> _Data provided_:
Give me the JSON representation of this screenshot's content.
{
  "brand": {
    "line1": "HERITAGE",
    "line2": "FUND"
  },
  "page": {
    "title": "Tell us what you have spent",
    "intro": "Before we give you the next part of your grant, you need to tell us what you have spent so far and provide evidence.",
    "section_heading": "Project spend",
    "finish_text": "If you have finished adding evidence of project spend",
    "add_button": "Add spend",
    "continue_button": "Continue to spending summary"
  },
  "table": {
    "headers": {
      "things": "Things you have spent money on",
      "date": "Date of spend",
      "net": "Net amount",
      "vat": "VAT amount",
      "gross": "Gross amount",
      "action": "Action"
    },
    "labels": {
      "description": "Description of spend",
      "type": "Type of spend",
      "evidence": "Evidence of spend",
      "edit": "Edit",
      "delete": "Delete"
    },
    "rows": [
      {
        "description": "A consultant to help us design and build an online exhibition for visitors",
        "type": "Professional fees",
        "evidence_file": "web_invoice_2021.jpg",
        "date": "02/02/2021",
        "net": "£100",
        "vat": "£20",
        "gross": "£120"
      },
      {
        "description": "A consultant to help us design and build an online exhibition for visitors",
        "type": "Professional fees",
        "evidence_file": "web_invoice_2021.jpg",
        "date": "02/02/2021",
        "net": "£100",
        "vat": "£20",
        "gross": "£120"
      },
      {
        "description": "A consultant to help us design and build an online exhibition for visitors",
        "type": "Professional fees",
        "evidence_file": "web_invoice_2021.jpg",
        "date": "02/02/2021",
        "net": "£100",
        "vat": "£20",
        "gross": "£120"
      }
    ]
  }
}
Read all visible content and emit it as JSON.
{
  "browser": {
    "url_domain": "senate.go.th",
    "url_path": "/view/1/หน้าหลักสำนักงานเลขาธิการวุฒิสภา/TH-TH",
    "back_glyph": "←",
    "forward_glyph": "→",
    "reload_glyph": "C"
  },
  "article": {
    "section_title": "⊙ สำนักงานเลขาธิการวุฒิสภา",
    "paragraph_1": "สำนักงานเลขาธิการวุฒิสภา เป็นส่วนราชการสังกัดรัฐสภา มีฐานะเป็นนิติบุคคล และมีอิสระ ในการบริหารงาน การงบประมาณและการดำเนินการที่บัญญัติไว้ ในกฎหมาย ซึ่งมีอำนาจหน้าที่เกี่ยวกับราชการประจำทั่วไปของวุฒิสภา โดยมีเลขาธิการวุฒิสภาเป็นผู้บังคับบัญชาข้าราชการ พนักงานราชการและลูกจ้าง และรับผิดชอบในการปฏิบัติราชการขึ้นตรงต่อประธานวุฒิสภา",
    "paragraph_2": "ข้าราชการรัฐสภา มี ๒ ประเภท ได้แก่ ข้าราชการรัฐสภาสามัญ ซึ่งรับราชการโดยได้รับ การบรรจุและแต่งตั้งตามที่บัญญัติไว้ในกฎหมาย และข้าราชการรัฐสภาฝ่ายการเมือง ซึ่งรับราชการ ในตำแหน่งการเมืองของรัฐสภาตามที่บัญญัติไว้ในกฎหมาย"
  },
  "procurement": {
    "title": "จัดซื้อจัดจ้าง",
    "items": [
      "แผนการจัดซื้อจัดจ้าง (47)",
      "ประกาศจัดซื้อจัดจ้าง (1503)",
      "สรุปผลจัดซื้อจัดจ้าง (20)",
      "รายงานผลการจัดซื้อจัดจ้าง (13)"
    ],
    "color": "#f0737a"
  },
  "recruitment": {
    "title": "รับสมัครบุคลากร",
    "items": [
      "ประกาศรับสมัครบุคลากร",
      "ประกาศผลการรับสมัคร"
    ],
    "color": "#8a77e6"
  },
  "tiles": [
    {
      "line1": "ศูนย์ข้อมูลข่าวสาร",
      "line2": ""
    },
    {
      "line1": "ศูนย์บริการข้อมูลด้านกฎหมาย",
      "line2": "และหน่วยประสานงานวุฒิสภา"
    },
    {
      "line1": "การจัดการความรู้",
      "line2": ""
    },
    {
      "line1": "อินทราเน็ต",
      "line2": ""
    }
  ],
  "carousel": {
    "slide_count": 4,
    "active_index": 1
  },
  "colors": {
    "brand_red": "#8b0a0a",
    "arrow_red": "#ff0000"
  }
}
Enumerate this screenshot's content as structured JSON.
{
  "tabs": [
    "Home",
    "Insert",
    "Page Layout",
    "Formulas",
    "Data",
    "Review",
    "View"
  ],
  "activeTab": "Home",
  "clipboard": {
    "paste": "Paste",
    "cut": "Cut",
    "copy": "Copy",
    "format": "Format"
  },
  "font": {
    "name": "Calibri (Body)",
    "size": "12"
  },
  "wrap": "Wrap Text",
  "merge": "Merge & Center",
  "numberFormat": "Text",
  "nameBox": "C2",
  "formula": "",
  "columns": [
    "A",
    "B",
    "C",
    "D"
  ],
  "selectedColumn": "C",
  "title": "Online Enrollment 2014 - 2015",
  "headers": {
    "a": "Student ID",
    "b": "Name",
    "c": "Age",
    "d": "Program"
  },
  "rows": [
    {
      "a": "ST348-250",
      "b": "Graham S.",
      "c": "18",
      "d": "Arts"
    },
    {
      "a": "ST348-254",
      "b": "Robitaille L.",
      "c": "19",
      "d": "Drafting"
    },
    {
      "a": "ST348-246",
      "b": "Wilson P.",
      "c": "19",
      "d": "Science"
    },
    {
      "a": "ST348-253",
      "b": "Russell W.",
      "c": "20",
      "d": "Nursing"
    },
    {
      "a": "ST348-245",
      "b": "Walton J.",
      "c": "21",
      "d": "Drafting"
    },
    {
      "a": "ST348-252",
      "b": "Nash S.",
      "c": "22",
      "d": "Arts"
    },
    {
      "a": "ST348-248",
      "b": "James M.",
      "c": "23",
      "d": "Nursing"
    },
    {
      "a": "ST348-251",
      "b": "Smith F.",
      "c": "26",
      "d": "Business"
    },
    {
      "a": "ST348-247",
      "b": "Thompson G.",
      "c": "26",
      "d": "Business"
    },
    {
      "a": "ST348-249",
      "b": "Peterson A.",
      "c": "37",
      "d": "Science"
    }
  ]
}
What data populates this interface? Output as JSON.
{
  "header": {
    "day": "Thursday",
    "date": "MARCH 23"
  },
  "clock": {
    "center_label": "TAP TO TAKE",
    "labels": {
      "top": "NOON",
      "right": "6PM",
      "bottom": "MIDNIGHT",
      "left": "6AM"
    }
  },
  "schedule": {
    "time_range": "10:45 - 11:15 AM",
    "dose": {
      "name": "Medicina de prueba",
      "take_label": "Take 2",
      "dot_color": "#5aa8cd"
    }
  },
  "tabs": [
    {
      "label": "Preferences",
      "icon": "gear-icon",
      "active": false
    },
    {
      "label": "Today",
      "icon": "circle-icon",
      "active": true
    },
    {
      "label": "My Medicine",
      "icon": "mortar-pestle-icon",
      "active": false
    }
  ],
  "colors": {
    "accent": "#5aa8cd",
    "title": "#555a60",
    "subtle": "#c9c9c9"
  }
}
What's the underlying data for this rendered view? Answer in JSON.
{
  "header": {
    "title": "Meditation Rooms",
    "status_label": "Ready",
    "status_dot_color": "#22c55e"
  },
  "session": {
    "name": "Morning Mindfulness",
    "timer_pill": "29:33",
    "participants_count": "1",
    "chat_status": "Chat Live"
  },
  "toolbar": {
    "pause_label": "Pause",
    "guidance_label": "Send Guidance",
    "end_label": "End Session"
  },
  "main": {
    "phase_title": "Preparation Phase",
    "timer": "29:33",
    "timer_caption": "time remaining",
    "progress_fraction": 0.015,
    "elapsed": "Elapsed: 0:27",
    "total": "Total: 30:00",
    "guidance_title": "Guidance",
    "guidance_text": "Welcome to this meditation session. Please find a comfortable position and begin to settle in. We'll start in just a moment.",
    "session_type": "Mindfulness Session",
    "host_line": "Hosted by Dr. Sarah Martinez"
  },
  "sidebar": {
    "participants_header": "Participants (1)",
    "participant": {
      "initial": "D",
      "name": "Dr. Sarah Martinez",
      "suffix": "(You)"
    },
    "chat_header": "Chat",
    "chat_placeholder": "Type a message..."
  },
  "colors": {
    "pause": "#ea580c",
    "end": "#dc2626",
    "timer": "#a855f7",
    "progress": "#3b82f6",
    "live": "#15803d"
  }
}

> _Given exercise_: Write out each line of the data that holds the string "amount".

> _Answer to the problem_:
      "net": "Net amount",
      "vat": "VAT amount",
      "gross": "Gross amount",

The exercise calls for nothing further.